Task directions:
Return all lines in the material below that contain "object".

━━━ Materials provided ━━━

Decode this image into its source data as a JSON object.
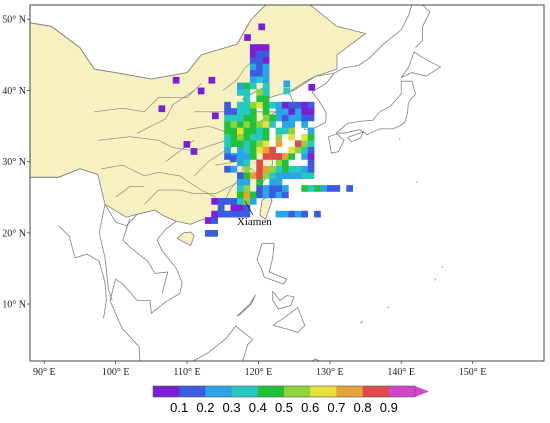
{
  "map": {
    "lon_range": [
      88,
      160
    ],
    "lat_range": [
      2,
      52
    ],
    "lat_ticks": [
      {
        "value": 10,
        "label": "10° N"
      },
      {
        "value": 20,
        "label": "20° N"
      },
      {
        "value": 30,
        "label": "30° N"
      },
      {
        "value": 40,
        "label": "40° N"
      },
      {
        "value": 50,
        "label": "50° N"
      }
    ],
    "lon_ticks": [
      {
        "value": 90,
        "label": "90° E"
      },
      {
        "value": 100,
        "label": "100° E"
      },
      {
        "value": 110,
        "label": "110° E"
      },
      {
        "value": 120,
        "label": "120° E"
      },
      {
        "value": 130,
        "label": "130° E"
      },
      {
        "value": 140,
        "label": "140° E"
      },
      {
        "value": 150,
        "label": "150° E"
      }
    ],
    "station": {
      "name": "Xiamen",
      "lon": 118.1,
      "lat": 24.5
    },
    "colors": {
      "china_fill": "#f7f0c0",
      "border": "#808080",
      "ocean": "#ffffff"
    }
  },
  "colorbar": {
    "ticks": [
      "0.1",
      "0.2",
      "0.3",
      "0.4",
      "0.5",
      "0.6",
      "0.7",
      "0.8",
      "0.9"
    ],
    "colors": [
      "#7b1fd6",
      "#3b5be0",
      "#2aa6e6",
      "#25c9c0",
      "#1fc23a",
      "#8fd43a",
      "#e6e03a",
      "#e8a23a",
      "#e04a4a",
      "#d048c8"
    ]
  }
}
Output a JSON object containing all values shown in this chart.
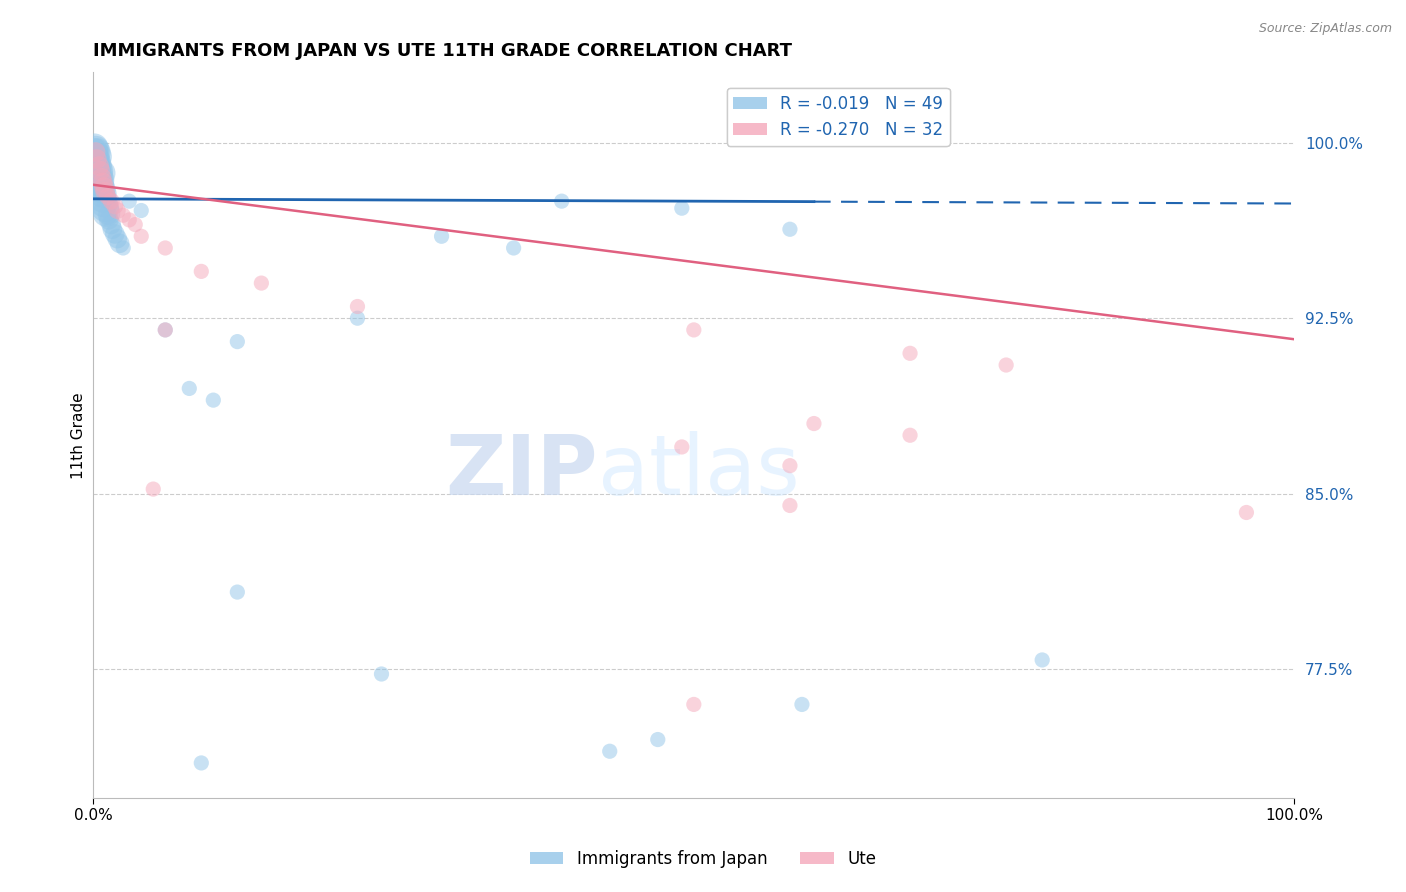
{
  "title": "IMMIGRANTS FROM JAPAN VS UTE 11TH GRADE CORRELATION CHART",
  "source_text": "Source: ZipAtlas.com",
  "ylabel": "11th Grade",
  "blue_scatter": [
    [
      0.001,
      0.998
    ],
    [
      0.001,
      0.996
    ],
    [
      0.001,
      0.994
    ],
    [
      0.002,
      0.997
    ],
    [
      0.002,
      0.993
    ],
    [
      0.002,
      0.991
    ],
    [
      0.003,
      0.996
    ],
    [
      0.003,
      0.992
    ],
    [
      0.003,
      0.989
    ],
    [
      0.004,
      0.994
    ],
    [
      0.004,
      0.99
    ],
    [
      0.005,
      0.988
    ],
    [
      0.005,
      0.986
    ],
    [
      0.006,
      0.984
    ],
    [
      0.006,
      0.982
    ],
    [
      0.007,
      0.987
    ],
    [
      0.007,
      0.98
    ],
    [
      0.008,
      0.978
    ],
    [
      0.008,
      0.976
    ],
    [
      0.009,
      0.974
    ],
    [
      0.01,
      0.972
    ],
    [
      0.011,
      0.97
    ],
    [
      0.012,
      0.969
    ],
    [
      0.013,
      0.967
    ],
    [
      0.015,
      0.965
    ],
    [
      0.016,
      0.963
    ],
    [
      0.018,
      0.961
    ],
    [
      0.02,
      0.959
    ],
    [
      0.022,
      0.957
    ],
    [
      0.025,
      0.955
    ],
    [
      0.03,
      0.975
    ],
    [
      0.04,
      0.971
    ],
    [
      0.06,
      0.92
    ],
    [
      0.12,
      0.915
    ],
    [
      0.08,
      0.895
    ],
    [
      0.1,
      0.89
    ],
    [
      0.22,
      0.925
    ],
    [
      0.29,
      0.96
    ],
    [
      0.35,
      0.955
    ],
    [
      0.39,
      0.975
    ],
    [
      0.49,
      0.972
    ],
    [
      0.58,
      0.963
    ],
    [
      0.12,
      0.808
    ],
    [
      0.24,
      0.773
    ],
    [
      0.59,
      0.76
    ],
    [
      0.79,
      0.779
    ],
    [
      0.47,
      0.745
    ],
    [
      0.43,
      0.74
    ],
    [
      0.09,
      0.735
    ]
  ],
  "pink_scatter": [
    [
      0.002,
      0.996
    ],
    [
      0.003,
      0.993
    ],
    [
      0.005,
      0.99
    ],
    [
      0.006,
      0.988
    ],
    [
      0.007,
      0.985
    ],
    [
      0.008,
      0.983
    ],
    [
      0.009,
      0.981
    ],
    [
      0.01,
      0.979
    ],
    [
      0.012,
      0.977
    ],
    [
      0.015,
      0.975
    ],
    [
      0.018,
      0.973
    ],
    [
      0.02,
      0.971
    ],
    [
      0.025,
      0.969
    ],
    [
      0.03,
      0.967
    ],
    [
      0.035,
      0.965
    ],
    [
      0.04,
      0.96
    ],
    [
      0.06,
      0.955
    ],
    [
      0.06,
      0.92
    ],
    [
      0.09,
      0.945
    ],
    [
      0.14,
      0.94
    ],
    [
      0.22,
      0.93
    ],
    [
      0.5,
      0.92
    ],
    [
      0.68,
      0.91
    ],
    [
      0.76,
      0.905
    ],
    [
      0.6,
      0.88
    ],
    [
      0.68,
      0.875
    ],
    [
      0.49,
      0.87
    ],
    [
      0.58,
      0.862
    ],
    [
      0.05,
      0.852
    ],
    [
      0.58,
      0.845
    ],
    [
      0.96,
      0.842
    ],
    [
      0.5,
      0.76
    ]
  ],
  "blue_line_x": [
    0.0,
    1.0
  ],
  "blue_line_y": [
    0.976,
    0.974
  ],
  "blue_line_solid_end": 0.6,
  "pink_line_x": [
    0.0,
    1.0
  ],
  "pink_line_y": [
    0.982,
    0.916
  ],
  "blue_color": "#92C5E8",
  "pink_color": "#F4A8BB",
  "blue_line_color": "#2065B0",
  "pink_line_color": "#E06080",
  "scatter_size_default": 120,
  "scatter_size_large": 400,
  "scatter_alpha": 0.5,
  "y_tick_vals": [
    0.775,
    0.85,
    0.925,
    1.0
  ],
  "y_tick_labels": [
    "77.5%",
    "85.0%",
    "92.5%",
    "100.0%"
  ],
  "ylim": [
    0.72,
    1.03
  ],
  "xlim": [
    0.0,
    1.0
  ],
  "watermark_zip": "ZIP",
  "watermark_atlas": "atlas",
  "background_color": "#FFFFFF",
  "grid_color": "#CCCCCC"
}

━━━

Exercise result:
Decode this image into its source data as a JSON object.
Output a JSON object containing all values shown in this chart.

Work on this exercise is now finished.